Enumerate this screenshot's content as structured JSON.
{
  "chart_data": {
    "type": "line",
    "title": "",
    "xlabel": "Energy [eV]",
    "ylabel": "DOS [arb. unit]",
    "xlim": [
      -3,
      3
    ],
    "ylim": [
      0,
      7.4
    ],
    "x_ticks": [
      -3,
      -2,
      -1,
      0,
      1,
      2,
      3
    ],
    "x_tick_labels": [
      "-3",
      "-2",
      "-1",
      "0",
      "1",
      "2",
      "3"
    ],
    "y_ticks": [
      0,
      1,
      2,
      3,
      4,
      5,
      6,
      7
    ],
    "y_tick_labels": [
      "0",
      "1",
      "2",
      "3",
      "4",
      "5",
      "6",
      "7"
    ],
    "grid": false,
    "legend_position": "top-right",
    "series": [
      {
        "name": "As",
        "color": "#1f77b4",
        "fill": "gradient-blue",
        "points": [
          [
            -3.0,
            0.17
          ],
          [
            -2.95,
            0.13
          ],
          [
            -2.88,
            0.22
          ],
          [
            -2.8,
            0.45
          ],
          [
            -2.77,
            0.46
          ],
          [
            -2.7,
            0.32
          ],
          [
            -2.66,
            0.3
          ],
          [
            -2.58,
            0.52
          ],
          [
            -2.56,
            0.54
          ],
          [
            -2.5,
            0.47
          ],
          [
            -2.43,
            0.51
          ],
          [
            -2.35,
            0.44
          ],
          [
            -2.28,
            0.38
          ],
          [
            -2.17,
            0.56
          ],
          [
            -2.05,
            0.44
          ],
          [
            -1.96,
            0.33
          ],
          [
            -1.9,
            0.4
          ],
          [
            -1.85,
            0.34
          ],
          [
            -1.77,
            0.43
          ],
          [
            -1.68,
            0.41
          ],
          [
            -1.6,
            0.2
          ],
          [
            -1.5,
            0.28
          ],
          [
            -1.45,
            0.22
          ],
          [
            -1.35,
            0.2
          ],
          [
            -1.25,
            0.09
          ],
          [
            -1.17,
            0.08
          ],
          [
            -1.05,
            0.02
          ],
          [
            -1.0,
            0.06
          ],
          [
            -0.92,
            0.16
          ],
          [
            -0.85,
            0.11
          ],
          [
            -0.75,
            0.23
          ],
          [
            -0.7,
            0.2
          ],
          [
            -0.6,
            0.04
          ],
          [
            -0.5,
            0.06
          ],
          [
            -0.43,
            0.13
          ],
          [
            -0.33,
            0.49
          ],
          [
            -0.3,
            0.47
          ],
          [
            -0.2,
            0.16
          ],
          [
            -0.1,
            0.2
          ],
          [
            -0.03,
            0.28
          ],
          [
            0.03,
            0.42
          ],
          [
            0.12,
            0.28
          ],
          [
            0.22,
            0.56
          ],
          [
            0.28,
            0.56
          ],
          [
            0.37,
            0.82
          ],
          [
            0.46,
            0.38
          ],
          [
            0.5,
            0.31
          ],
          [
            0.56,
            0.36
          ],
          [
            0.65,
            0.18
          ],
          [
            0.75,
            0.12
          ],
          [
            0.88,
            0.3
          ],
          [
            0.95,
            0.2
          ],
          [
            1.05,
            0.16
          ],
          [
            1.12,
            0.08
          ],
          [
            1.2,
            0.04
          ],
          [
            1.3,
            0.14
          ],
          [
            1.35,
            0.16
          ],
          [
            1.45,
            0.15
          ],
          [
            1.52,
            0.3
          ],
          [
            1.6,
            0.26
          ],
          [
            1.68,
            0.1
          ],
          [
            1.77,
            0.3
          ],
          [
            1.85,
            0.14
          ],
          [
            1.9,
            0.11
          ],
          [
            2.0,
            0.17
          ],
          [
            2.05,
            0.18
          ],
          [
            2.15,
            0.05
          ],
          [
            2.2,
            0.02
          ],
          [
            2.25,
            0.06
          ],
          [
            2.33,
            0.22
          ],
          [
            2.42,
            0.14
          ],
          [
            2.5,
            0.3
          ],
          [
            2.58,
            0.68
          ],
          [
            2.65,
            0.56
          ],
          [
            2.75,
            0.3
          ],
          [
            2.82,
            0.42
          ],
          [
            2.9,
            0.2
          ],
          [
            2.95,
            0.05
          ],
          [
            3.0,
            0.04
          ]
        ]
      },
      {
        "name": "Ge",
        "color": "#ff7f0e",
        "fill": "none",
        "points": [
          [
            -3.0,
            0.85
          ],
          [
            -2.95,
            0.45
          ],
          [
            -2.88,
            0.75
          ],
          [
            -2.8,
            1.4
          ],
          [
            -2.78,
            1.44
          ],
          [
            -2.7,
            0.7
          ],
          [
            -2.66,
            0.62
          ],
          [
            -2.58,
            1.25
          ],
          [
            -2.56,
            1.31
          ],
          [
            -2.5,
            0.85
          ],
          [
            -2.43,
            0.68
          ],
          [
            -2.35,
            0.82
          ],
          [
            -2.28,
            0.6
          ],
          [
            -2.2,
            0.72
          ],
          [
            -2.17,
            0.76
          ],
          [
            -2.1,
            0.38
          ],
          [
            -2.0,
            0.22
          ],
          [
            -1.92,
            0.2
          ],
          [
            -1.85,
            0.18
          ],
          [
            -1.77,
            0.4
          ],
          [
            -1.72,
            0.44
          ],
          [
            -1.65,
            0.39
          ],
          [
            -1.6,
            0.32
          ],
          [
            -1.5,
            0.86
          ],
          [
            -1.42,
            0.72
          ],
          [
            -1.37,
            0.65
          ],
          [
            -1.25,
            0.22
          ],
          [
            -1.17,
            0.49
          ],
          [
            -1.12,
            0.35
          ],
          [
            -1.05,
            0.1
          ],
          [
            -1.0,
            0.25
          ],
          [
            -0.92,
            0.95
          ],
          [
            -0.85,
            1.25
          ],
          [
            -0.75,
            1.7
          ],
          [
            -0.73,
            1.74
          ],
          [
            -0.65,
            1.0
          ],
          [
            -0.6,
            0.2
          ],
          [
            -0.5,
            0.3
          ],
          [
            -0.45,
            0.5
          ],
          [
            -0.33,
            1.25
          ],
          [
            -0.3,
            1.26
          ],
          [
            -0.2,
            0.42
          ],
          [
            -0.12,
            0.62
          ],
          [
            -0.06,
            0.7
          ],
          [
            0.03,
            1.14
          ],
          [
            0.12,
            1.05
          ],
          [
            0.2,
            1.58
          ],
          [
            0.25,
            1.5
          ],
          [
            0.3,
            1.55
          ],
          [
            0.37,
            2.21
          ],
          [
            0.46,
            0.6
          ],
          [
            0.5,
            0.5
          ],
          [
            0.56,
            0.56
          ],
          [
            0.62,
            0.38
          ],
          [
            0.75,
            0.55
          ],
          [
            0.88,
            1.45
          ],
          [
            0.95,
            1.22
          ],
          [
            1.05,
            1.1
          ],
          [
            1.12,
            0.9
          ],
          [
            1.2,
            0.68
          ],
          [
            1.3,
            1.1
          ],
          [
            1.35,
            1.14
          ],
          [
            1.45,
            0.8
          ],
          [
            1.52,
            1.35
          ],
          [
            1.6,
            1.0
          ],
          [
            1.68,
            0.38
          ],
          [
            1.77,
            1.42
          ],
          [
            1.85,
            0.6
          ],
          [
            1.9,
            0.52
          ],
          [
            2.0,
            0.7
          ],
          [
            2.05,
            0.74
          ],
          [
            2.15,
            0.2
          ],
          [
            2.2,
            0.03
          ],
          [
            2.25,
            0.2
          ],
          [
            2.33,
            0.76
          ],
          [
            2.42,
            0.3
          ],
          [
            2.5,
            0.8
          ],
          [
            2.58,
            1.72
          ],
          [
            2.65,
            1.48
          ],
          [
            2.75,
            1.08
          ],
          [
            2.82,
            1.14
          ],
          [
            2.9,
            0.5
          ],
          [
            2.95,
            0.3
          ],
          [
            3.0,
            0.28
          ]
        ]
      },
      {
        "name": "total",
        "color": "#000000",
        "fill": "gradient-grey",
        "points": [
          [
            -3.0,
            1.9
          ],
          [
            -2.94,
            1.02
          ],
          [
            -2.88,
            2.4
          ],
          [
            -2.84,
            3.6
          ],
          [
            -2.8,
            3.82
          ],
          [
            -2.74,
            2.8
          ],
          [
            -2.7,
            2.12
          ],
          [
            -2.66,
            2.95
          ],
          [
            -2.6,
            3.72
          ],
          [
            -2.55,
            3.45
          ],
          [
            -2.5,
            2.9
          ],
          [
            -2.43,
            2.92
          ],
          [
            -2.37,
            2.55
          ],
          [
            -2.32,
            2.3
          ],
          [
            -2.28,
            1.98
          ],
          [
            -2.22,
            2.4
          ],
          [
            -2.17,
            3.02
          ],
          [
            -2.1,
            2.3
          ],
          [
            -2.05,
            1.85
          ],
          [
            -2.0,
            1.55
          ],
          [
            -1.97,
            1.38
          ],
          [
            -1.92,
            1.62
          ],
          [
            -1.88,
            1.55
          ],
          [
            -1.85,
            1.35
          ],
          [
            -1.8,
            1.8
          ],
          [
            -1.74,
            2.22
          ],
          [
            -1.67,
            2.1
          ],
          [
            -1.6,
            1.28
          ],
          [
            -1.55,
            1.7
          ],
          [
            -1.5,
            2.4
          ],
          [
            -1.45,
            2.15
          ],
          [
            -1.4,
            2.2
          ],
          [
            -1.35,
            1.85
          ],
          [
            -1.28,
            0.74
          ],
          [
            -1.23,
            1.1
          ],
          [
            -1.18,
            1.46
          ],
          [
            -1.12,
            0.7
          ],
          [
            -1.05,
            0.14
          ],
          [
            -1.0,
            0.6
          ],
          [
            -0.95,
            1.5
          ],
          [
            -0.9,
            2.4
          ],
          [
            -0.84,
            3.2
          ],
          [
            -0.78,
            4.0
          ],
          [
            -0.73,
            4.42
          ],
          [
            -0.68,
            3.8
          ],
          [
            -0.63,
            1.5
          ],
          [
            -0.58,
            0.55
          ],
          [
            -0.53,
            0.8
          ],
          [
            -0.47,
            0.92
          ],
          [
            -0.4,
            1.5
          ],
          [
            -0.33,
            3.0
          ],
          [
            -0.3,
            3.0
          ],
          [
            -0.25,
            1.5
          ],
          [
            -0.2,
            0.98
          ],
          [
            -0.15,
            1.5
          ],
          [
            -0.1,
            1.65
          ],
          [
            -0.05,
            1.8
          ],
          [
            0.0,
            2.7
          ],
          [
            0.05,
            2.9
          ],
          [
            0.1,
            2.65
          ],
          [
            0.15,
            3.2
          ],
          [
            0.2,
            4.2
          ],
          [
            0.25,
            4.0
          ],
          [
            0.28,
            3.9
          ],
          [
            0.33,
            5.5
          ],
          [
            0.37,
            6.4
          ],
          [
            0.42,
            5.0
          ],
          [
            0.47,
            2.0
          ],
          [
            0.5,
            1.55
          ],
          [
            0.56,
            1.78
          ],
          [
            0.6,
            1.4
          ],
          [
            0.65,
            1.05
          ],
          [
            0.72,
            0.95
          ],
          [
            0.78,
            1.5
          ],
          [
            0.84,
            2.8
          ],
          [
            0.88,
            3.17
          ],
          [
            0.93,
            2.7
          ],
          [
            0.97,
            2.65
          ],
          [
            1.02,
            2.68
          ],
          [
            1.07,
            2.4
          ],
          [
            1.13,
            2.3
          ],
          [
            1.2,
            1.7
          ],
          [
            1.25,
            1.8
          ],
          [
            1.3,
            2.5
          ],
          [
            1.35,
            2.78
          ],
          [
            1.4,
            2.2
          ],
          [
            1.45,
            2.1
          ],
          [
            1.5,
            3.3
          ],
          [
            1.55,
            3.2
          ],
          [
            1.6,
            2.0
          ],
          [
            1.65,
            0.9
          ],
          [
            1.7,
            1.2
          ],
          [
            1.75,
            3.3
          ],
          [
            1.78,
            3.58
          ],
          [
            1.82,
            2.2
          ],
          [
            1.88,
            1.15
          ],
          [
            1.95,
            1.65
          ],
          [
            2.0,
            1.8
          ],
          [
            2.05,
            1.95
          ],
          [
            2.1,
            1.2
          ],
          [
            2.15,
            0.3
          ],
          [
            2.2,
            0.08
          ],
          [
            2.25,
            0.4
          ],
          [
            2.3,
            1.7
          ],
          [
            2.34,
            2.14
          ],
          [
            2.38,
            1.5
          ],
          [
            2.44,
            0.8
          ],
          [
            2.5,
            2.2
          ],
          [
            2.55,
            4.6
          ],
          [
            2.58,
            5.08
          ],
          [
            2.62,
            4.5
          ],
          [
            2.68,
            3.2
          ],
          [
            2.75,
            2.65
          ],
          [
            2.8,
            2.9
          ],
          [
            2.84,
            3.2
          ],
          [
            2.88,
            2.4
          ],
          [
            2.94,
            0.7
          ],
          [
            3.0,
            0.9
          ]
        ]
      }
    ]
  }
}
◇ ◇ ◇ ◇ ◇
▸ Written task:
Write only the number of lines in the data above that include "gradient".

▸ Task solution:
2